# SHORT EXERCISE
Locate all lines in the data below that hold "rádio" and show them.

# EXERCISE INPUTS
-- Begin --

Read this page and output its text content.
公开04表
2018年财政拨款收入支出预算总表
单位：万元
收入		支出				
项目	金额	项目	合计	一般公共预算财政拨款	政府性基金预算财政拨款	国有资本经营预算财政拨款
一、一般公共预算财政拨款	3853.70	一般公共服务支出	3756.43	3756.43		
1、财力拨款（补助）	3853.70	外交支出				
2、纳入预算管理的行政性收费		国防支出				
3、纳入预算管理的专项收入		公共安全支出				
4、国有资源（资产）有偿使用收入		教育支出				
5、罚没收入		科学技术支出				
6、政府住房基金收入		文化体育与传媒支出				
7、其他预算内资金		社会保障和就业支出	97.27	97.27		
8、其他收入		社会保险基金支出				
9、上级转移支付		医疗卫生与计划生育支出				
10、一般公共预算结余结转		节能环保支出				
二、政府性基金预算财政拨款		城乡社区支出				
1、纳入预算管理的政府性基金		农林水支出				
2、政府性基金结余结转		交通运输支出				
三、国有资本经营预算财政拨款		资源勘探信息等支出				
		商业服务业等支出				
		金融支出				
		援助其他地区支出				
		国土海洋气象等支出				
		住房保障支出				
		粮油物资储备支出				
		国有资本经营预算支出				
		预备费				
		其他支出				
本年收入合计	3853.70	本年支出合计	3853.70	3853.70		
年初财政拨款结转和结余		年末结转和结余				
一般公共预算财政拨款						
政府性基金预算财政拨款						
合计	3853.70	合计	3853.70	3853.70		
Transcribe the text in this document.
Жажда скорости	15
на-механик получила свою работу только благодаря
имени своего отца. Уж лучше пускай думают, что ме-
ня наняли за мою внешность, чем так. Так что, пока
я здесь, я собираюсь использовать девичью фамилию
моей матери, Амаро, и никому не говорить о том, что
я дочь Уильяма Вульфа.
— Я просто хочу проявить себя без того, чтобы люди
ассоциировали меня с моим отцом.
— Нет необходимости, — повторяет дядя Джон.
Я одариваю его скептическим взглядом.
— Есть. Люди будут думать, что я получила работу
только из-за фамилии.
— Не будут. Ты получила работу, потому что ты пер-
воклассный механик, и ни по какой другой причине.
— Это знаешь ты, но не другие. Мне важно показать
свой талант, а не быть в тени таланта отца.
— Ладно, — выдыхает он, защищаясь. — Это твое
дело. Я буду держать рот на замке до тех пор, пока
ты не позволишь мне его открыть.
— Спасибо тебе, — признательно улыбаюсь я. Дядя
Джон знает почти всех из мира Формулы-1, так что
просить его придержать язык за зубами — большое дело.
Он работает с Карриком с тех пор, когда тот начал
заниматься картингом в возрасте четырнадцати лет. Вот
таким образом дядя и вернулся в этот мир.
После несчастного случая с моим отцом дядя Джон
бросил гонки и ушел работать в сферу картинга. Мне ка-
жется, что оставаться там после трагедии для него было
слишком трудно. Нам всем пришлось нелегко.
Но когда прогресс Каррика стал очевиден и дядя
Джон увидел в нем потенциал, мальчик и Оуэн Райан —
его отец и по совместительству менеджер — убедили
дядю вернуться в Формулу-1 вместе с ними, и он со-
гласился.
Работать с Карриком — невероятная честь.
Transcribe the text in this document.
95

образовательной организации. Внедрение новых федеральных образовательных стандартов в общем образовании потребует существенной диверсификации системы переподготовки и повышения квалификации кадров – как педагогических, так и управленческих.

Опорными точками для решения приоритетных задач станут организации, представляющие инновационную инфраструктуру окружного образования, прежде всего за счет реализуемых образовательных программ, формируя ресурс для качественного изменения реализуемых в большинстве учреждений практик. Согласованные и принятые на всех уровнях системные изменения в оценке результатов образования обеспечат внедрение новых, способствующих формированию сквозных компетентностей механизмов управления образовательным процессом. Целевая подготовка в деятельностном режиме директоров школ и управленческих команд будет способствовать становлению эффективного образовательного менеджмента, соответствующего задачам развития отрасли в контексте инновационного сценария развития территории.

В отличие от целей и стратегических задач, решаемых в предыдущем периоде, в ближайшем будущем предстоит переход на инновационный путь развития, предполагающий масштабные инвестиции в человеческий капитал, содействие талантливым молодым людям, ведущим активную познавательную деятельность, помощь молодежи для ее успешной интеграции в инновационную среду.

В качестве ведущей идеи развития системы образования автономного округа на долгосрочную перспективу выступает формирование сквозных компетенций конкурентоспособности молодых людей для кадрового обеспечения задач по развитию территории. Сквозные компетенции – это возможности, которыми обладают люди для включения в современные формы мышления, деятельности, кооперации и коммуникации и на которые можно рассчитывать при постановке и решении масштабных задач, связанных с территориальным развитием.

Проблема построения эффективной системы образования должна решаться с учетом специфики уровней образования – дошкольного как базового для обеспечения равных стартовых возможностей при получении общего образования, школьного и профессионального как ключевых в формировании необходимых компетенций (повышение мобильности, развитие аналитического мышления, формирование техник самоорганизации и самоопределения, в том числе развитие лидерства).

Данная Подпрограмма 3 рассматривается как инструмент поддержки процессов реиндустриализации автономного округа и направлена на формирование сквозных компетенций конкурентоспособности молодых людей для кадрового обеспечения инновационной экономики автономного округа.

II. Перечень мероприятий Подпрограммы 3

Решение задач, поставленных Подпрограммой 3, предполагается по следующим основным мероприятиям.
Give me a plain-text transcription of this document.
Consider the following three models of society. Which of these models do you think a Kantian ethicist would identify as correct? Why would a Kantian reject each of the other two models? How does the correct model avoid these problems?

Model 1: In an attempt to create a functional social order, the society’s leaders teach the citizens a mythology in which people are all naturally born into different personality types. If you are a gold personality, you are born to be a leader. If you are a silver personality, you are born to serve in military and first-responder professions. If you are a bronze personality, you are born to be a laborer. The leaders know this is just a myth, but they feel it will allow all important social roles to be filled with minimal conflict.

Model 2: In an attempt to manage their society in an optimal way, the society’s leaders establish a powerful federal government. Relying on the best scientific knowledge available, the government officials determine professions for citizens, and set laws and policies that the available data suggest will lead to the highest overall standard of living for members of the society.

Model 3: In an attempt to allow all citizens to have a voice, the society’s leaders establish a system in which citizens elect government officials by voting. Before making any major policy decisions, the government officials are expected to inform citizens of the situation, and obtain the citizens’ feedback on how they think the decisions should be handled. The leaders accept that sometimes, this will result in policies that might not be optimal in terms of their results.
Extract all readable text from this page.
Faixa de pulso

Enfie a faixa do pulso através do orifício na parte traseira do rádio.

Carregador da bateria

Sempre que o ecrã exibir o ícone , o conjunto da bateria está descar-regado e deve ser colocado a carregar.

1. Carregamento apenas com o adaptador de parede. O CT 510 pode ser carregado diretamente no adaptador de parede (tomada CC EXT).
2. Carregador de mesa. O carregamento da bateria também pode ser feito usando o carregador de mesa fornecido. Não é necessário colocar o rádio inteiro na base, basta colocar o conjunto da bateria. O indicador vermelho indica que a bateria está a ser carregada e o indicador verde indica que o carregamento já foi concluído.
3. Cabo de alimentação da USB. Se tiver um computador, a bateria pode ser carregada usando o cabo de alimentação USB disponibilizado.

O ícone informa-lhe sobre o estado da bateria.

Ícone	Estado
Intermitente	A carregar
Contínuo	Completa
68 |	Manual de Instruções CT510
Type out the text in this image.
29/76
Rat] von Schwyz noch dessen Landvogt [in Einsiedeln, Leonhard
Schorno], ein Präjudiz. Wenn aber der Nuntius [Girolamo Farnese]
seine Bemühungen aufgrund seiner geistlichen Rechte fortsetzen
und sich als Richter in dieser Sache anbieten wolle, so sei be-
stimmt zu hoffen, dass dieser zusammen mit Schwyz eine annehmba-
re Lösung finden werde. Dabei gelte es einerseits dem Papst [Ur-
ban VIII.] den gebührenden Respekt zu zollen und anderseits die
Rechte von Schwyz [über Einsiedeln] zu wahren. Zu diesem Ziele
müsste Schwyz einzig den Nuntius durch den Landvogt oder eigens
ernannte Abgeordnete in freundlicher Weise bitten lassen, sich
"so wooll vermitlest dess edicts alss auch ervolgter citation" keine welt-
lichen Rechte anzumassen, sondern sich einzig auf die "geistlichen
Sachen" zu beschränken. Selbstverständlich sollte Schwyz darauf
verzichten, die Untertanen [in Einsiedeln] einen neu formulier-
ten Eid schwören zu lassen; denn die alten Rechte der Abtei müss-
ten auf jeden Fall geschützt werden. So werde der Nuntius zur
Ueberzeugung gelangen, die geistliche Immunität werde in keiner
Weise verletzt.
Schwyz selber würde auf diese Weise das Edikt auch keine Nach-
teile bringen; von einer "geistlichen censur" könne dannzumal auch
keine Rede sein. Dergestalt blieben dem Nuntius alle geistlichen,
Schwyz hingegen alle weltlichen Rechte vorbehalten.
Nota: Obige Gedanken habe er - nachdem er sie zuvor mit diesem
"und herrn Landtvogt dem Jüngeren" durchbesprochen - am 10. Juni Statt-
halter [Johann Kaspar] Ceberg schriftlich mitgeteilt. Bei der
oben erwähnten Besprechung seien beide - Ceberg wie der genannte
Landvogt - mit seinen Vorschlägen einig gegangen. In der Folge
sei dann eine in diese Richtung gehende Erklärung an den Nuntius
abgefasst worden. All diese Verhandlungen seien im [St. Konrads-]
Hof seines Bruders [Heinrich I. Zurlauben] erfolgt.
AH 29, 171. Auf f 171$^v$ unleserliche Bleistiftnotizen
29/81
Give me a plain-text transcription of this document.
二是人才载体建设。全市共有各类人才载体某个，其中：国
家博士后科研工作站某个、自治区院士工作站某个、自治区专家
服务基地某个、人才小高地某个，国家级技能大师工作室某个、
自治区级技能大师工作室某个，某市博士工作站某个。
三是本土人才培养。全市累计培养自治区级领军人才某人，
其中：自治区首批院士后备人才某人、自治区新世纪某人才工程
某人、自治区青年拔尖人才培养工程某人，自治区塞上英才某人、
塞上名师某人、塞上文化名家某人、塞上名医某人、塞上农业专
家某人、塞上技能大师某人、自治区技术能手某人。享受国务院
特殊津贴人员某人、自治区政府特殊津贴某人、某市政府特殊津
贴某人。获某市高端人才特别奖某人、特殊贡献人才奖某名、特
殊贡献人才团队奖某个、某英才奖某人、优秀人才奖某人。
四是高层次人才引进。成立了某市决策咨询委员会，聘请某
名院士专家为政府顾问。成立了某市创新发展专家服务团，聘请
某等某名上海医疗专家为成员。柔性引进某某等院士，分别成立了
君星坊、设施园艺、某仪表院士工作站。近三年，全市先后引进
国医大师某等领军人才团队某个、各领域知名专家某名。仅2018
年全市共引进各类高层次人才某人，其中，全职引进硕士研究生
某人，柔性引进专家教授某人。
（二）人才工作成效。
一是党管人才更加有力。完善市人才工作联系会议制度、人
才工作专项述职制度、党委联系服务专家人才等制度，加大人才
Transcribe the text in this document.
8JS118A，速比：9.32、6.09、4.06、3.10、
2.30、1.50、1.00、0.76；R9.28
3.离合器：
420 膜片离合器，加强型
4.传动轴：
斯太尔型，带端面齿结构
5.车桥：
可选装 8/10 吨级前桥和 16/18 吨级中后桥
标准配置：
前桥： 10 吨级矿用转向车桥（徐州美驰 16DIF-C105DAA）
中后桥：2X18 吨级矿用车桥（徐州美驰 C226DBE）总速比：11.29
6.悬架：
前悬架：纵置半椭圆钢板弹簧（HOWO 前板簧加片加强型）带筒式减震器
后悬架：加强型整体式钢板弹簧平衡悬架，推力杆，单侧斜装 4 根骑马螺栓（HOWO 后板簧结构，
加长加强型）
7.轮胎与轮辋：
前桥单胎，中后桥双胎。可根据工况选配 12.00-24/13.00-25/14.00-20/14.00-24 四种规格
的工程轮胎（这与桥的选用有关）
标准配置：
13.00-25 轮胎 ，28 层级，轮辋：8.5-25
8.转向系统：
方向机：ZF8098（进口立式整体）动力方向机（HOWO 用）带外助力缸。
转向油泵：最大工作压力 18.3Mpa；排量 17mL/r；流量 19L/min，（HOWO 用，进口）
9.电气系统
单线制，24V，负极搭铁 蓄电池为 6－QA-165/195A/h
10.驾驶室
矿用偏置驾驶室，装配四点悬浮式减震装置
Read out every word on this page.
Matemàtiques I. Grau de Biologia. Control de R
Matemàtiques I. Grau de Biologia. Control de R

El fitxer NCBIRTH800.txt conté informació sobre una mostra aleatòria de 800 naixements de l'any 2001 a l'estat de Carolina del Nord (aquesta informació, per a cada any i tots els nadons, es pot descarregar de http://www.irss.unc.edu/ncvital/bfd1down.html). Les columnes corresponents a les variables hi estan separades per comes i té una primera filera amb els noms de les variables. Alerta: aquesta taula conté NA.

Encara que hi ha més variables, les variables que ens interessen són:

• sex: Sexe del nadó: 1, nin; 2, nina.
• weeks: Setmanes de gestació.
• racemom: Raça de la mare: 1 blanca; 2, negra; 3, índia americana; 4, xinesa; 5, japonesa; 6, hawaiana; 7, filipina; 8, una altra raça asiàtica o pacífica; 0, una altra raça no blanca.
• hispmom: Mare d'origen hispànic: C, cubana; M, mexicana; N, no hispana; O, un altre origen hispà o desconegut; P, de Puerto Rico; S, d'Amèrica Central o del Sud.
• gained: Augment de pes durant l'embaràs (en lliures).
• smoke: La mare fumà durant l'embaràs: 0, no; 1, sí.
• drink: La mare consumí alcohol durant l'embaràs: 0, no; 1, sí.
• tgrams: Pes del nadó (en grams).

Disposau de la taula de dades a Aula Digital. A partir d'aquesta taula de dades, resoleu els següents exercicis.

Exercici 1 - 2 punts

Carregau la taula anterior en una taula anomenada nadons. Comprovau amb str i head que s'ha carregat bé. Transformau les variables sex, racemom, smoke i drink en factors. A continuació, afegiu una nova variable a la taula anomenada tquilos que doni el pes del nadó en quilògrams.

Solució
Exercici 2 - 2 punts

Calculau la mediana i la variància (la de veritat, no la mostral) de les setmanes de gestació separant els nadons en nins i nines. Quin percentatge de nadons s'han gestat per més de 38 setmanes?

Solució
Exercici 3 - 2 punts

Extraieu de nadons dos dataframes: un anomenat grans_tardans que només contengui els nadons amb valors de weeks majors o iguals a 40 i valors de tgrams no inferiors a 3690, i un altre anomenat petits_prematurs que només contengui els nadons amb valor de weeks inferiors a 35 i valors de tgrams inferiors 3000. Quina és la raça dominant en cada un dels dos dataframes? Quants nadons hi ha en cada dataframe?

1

-- End --

# TASK SOLUTION
Enfie a faixa do pulso através do orifício na parte traseira do rádio.
2. Carregador de mesa. O carregamento da bateria também pode ser feito usando o carregador de mesa fornecido. Não é necessário colocar o rádio inteiro na base, basta colocar o conjunto da bateria. O indicador vermelho indica que a bateria está a ser carregada e o indicador verde indica que o carregamento já foi concluído.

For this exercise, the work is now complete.